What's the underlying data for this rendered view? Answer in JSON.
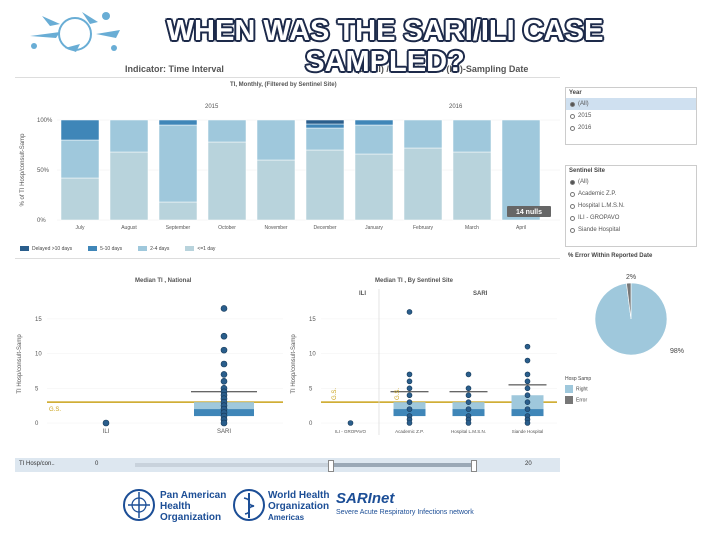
{
  "slide_title": "WHEN WAS THE SARI/ILI CASE SAMPLED?",
  "dashboard": {
    "indicator_prefix": "Indicator: Time Interval",
    "indicator_fragment_a": "(SARI)",
    "indicator_suffix": "/Consultation (ILI)-Sampling Date",
    "subtitle": "TI, Monthly, (Filtered by Sentinel Site)",
    "year_labels": [
      "2015",
      "2016"
    ],
    "ylabel_top": "% of TI Hosp/consult-Samp",
    "yticks_top": [
      "100%",
      "50%",
      "0%"
    ],
    "nulls_badge": "14 nulls",
    "legend": [
      {
        "label": "Delayed >10 days",
        "color": "#2a5e8c"
      },
      {
        "label": "5-10 days",
        "color": "#3f86b8"
      },
      {
        "label": "2-4 days",
        "color": "#9fc8dc"
      },
      {
        "label": "<=1 day",
        "color": "#b8d3dc"
      }
    ],
    "median_national_title": "Median TI , National",
    "median_site_title": "Median TI , By Sentinel Site",
    "ylabel_bottom": "TI Hosp/consult-Samp",
    "ylabel_bottom2": "TI Hosp/consult-Samp",
    "yticks_bottom": [
      "15",
      "10",
      "5",
      "0"
    ],
    "yticks_bottom2": [
      "15",
      "10",
      "5",
      "0"
    ],
    "gs_label": "G.S.",
    "gs_vertical_1": "G.S.",
    "gs_vertical_2": "G.S.",
    "national_categories": [
      "ILI",
      "SARI"
    ],
    "site_groups": [
      "ILI",
      "SARI"
    ],
    "site_categories": [
      "ILI - GROPAVO",
      "Academic Z.P.",
      "Hospital L.M.S.N.",
      "Siande Hospital"
    ],
    "slider_label": "TI Hosp/con..",
    "slider_min": "0",
    "slider_max": "20"
  },
  "right_panel": {
    "year_title": "Year",
    "year_options": [
      "(All)",
      "2015",
      "2016"
    ],
    "site_title": "Sentinel Site",
    "site_options": [
      "(All)",
      "Academic Z.P.",
      "Hospital L.M.S.N.",
      "ILI - GROPAVO",
      "Siande Hospital"
    ],
    "error_title": "% Error Within Reported Date",
    "pie_small_label": "2%",
    "pie_big_label": "98%",
    "pie_legend_title": "Hosp Samp",
    "pie_legend": [
      {
        "label": "Right",
        "color": "#9fc8dc"
      },
      {
        "label": "Error",
        "color": "#777777"
      }
    ]
  },
  "footer": {
    "paho_line1": "Pan American",
    "paho_line2": "Health",
    "paho_line3": "Organization",
    "who_line1": "World Health",
    "who_line2": "Organization",
    "who_line3": "Americas",
    "sarinet_name": "SARInet",
    "sarinet_tag": "Severe Acute Respiratory Infections network"
  },
  "chart_data": [
    {
      "type": "bar",
      "stacked": true,
      "percent": true,
      "categories": [
        "July",
        "August",
        "September",
        "October",
        "November",
        "December",
        "January",
        "February",
        "March",
        "April"
      ],
      "series": [
        {
          "name": "<=1 day",
          "values": [
            42,
            68,
            18,
            78,
            60,
            70,
            66,
            72,
            68,
            0
          ]
        },
        {
          "name": "2-4 days",
          "values": [
            38,
            32,
            77,
            22,
            40,
            22,
            29,
            28,
            32,
            100
          ]
        },
        {
          "name": "5-10 days",
          "values": [
            20,
            0,
            5,
            0,
            0,
            4,
            5,
            0,
            0,
            0
          ]
        },
        {
          "name": "Delayed >10 days",
          "values": [
            0,
            0,
            0,
            0,
            0,
            4,
            0,
            0,
            0,
            0
          ]
        }
      ],
      "ylim": [
        0,
        100
      ]
    },
    {
      "type": "scatter",
      "categories": [
        "ILI",
        "SARI"
      ],
      "points": [
        {
          "category": "ILI",
          "values": [
            0
          ]
        },
        {
          "category": "SARI",
          "values": [
            16.5,
            12.5,
            10.5,
            8.5,
            7,
            6,
            5,
            4.5,
            4,
            3.5,
            3,
            2.5,
            2,
            1.5,
            1,
            0.5,
            0
          ]
        }
      ],
      "box": [
        {
          "category": "SARI",
          "q1": 1,
          "median": 2,
          "q3": 3
        }
      ],
      "reference_line": 3,
      "ylim": [
        0,
        17
      ]
    },
    {
      "type": "scatter",
      "categories": [
        "ILI - GROPAVO",
        "Academic Z.P.",
        "Hospital L.M.S.N.",
        "Siande Hospital"
      ],
      "points": [
        {
          "category": "ILI - GROPAVO",
          "values": [
            0
          ]
        },
        {
          "category": "Academic Z.P.",
          "values": [
            16,
            7,
            6,
            5,
            4,
            3,
            2,
            1,
            0.5,
            0
          ]
        },
        {
          "category": "Hospital L.M.S.N.",
          "values": [
            7,
            5,
            4,
            3,
            2,
            1,
            0.5,
            0
          ]
        },
        {
          "category": "Siande Hospital",
          "values": [
            11,
            9,
            7,
            6,
            5,
            4,
            3,
            2,
            1,
            0.5,
            0
          ]
        }
      ],
      "box": [
        {
          "category": "Academic Z.P.",
          "q1": 1,
          "median": 2,
          "q3": 3
        },
        {
          "category": "Hospital L.M.S.N.",
          "q1": 1,
          "median": 2,
          "q3": 3
        },
        {
          "category": "Siande Hospital",
          "q1": 1,
          "median": 2,
          "q3": 4
        }
      ],
      "reference_line": 3,
      "ylim": [
        0,
        17
      ]
    },
    {
      "type": "pie",
      "categories": [
        "Right",
        "Error"
      ],
      "values": [
        98,
        2
      ]
    }
  ]
}
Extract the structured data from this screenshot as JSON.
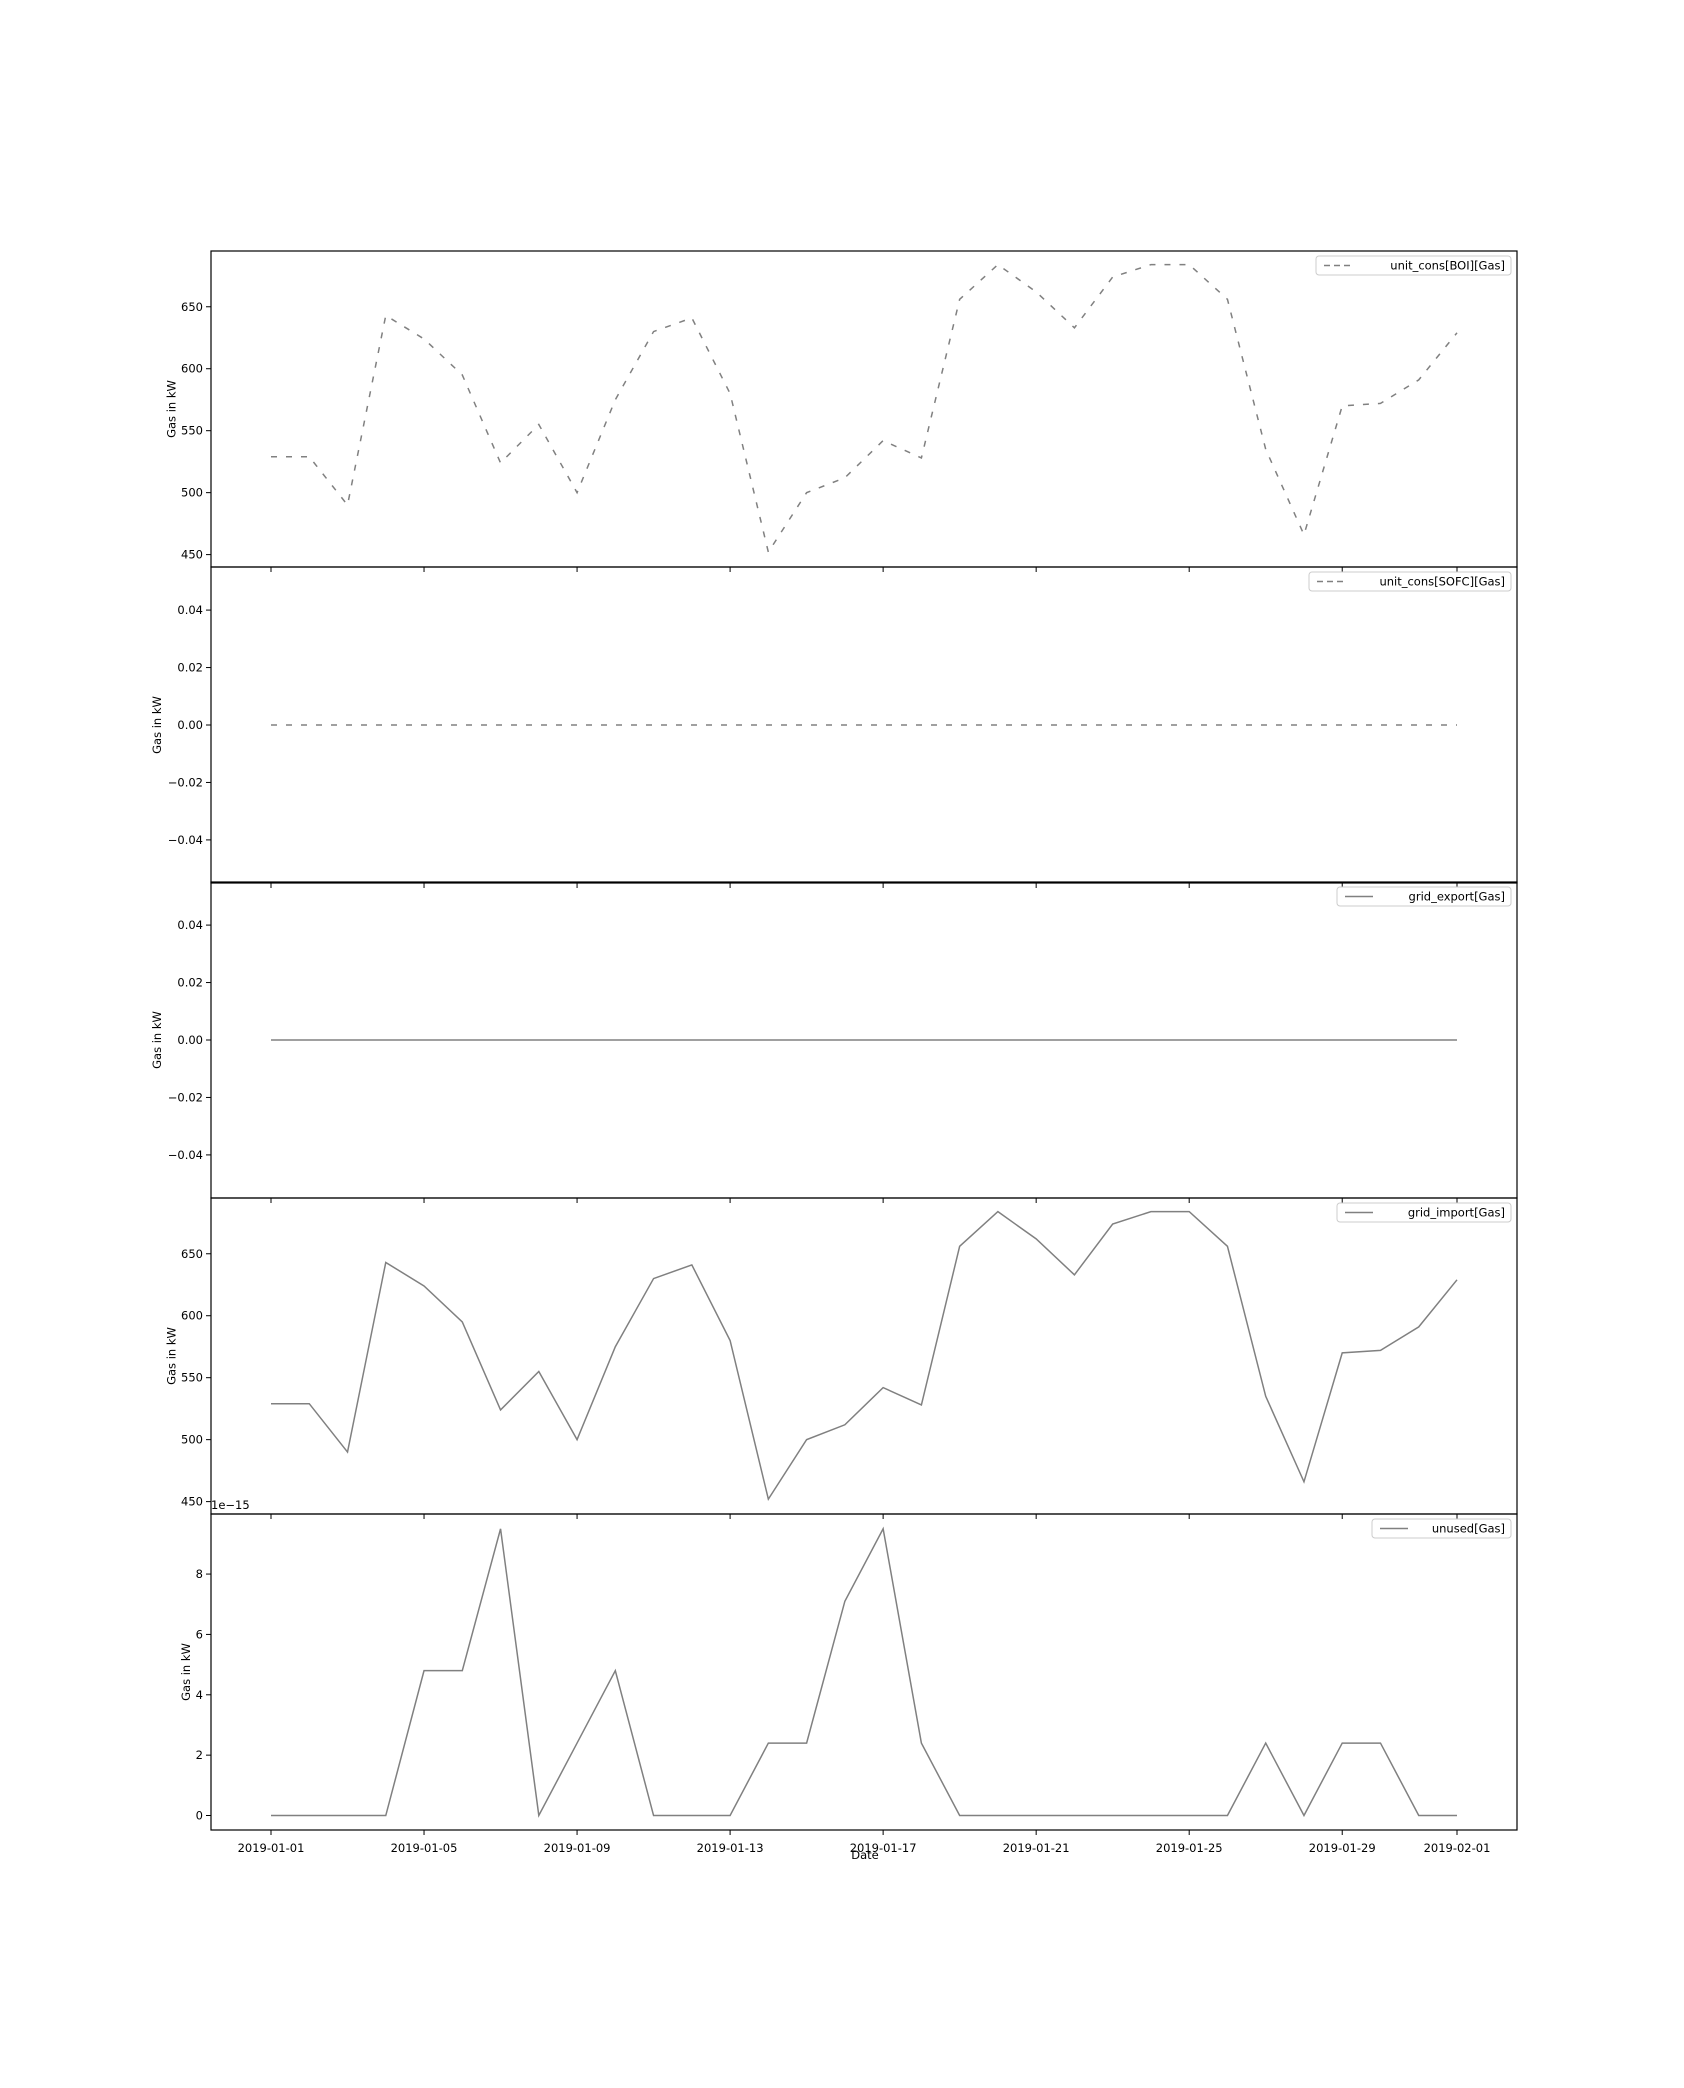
{
  "figure": {
    "xlabel": "Date",
    "x_ticks": [
      "2019-01-01",
      "2019-01-05",
      "2019-01-09",
      "2019-01-13",
      "2019-01-17",
      "2019-01-21",
      "2019-01-25",
      "2019-01-29",
      "2019-02-01"
    ],
    "line_color": "#808080",
    "background": "#ffffff"
  },
  "chart_data": [
    {
      "type": "line",
      "title": "",
      "ylabel": "Gas in kW",
      "xlabel": "",
      "ylim": [
        440,
        695
      ],
      "yticks": [
        450,
        500,
        550,
        600,
        650
      ],
      "ytick_labels": [
        "450",
        "500",
        "550",
        "600",
        "650"
      ],
      "grid": false,
      "legend_position": "top-right",
      "series": [
        {
          "name": "unit_cons[BOI][Gas]",
          "style": "dashed",
          "color": "#808080",
          "values": [
            529,
            529,
            490,
            643,
            624,
            595,
            524,
            555,
            500,
            575,
            630,
            641,
            580,
            452,
            500,
            512,
            542,
            528,
            656,
            684,
            662,
            633,
            674,
            684,
            684,
            656,
            535,
            466,
            570,
            572,
            591,
            629
          ]
        }
      ]
    },
    {
      "type": "line",
      "title": "",
      "ylabel": "Gas in kW",
      "xlabel": "",
      "ylim": [
        -0.055,
        0.055
      ],
      "yticks": [
        -0.04,
        -0.02,
        0.0,
        0.02,
        0.04
      ],
      "ytick_labels": [
        "−0.04",
        "−0.02",
        "0.00",
        "0.02",
        "0.04"
      ],
      "grid": false,
      "legend_position": "top-right",
      "series": [
        {
          "name": "unit_cons[SOFC][Gas]",
          "style": "dashed",
          "color": "#808080",
          "values": [
            0,
            0,
            0,
            0,
            0,
            0,
            0,
            0,
            0,
            0,
            0,
            0,
            0,
            0,
            0,
            0,
            0,
            0,
            0,
            0,
            0,
            0,
            0,
            0,
            0,
            0,
            0,
            0,
            0,
            0,
            0,
            0
          ]
        }
      ]
    },
    {
      "type": "line",
      "title": "",
      "ylabel": "Gas in kW",
      "xlabel": "",
      "ylim": [
        -0.055,
        0.055
      ],
      "yticks": [
        -0.04,
        -0.02,
        0.0,
        0.02,
        0.04
      ],
      "ytick_labels": [
        "−0.04",
        "−0.02",
        "0.00",
        "0.02",
        "0.04"
      ],
      "grid": false,
      "legend_position": "top-right",
      "series": [
        {
          "name": "grid_export[Gas]",
          "style": "solid",
          "color": "#808080",
          "values": [
            0,
            0,
            0,
            0,
            0,
            0,
            0,
            0,
            0,
            0,
            0,
            0,
            0,
            0,
            0,
            0,
            0,
            0,
            0,
            0,
            0,
            0,
            0,
            0,
            0,
            0,
            0,
            0,
            0,
            0,
            0,
            0
          ]
        }
      ]
    },
    {
      "type": "line",
      "title": "",
      "ylabel": "Gas in kW",
      "xlabel": "",
      "ylim": [
        440,
        695
      ],
      "yticks": [
        450,
        500,
        550,
        600,
        650
      ],
      "ytick_labels": [
        "450",
        "500",
        "550",
        "600",
        "650"
      ],
      "grid": false,
      "legend_position": "top-right",
      "series": [
        {
          "name": "grid_import[Gas]",
          "style": "solid",
          "color": "#808080",
          "values": [
            529,
            529,
            490,
            643,
            624,
            595,
            524,
            555,
            500,
            575,
            630,
            641,
            580,
            452,
            500,
            512,
            542,
            528,
            656,
            684,
            662,
            633,
            674,
            684,
            684,
            656,
            535,
            466,
            570,
            572,
            591,
            629
          ]
        }
      ]
    },
    {
      "type": "line",
      "title": "",
      "ylabel": "Gas in kW",
      "xlabel": "Date",
      "ylim": [
        -0.48,
        9.99
      ],
      "yticks": [
        0,
        2,
        4,
        6,
        8
      ],
      "ytick_labels": [
        "0",
        "2",
        "4",
        "6",
        "8"
      ],
      "y_offset_label": "1e−15",
      "grid": false,
      "legend_position": "top-right",
      "series": [
        {
          "name": "unused[Gas]",
          "style": "solid",
          "color": "#808080",
          "values": [
            0,
            0,
            0,
            0,
            4.8,
            4.8,
            9.5,
            0,
            2.4,
            4.8,
            0,
            0,
            0,
            2.4,
            2.4,
            7.1,
            9.5,
            2.4,
            0,
            0,
            0,
            0,
            0,
            0,
            0,
            0,
            2.4,
            0,
            2.4,
            2.4,
            0,
            0
          ]
        }
      ]
    }
  ]
}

# Exercise brief
State how many lines of the listing above hold the word "Date", with nothing but the number.

# The completed task
4